::: DATA EXTRACT :::

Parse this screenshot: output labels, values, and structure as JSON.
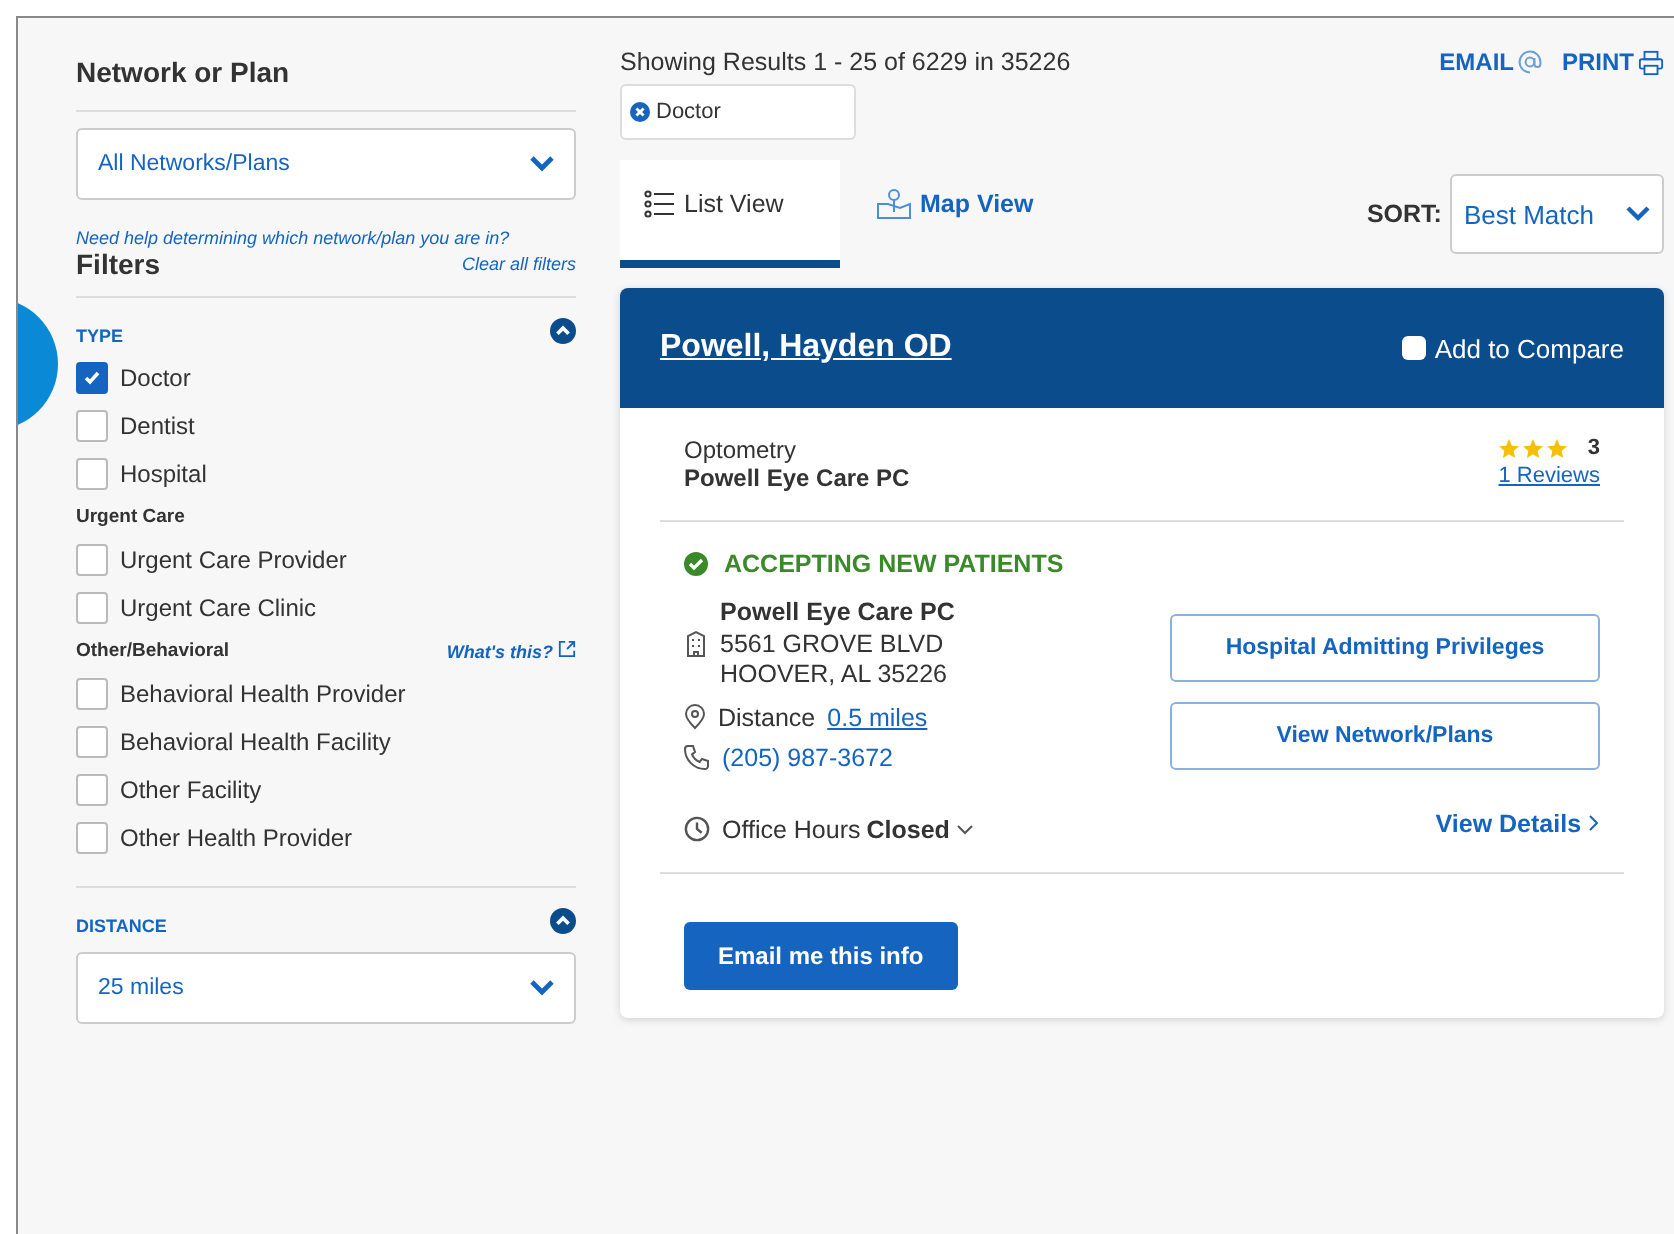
{
  "network": {
    "title": "Network or Plan",
    "select": "All Networks/Plans",
    "help": "Need help determining which network/plan you are in?"
  },
  "filters": {
    "title": "Filters",
    "clear": "Clear all filters",
    "sections": [
      {
        "title": "TYPE",
        "expanded": true,
        "groups": [
          {
            "items": [
              {
                "label": "Doctor",
                "checked": true
              },
              {
                "label": "Dentist",
                "checked": false
              },
              {
                "label": "Hospital",
                "checked": false
              }
            ]
          },
          {
            "title": "Urgent Care",
            "items": [
              {
                "label": "Urgent Care Provider",
                "checked": false
              },
              {
                "label": "Urgent Care Clinic",
                "checked": false
              }
            ]
          },
          {
            "title": "Other/Behavioral",
            "link": "What's this?",
            "items": [
              {
                "label": "Behavioral Health Provider",
                "checked": false
              },
              {
                "label": "Behavioral Health Facility",
                "checked": false
              },
              {
                "label": "Other Facility",
                "checked": false
              },
              {
                "label": "Other Health Provider",
                "checked": false
              }
            ]
          }
        ]
      },
      {
        "title": "DISTANCE",
        "expanded": true,
        "select": "25 miles"
      }
    ]
  },
  "results": {
    "summary": "Showing Results 1 - 25 of 6229 in 35226",
    "email": "EMAIL",
    "print": "PRINT",
    "chips": [
      "Doctor"
    ]
  },
  "tabs": [
    {
      "label": "List View",
      "selected": true,
      "kind": "list"
    },
    {
      "label": "Map View",
      "selected": false,
      "kind": "map"
    }
  ],
  "sort": {
    "label": "SORT:",
    "value": "Best Match"
  },
  "card": {
    "name": "Powell, Hayden OD",
    "compare": {
      "label": "Add to Compare",
      "checked": false
    },
    "specialty": "Optometry",
    "practice": "Powell Eye Care PC",
    "stars": 3,
    "rating": "3",
    "reviews": "1 Reviews",
    "status": "ACCEPTING NEW PATIENTS",
    "address": [
      "Powell Eye Care PC",
      "5561 GROVE BLVD",
      "HOOVER, AL 35226"
    ],
    "distance_label": "Distance",
    "distance": "0.5 miles",
    "phone": "(205) 987-3672",
    "hours_label": "Office Hours",
    "hours": "Closed",
    "buttons": [
      "Hospital Admitting Privileges",
      "View Network/Plans"
    ],
    "details": "View Details",
    "email_button": "Email me this info"
  }
}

:::

__THE TASK__: An exact copy of the data above is required, printed without its pictures.

__WRITTEN REPLY__:
Parse this screenshot: output labels, values, and structure as JSON.
{
  "network": {
    "title": "Network or Plan",
    "select": "All Networks/Plans",
    "help": "Need help determining which network/plan you are in?"
  },
  "filters": {
    "title": "Filters",
    "clear": "Clear all filters",
    "sections": [
      {
        "title": "TYPE",
        "expanded": true,
        "groups": [
          {
            "items": [
              {
                "label": "Doctor",
                "checked": true
              },
              {
                "label": "Dentist",
                "checked": false
              },
              {
                "label": "Hospital",
                "checked": false
              }
            ]
          },
          {
            "title": "Urgent Care",
            "items": [
              {
                "label": "Urgent Care Provider",
                "checked": false
              },
              {
                "label": "Urgent Care Clinic",
                "checked": false
              }
            ]
          },
          {
            "title": "Other/Behavioral",
            "link": "What's this?",
            "items": [
              {
                "label": "Behavioral Health Provider",
                "checked": false
              },
              {
                "label": "Behavioral Health Facility",
                "checked": false
              },
              {
                "label": "Other Facility",
                "checked": false
              },
              {
                "label": "Other Health Provider",
                "checked": false
              }
            ]
          }
        ]
      },
      {
        "title": "DISTANCE",
        "expanded": true,
        "select": "25 miles"
      }
    ]
  },
  "results": {
    "summary": "Showing Results 1 - 25 of 6229 in 35226",
    "email": "EMAIL",
    "print": "PRINT",
    "chips": [
      "Doctor"
    ]
  },
  "tabs": [
    {
      "label": "List View",
      "selected": true,
      "kind": "list"
    },
    {
      "label": "Map View",
      "selected": false,
      "kind": "map"
    }
  ],
  "sort": {
    "label": "SORT:",
    "value": "Best Match"
  },
  "card": {
    "name": "Powell, Hayden OD",
    "compare": {
      "label": "Add to Compare",
      "checked": false
    },
    "specialty": "Optometry",
    "practice": "Powell Eye Care PC",
    "stars": 3,
    "rating": "3",
    "reviews": "1 Reviews",
    "status": "ACCEPTING NEW PATIENTS",
    "address": [
      "Powell Eye Care PC",
      "5561 GROVE BLVD",
      "HOOVER, AL 35226"
    ],
    "distance_label": "Distance",
    "distance": "0.5 miles",
    "phone": "(205) 987-3672",
    "hours_label": "Office Hours",
    "hours": "Closed",
    "buttons": [
      "Hospital Admitting Privileges",
      "View Network/Plans"
    ],
    "details": "View Details",
    "email_button": "Email me this info"
  }
}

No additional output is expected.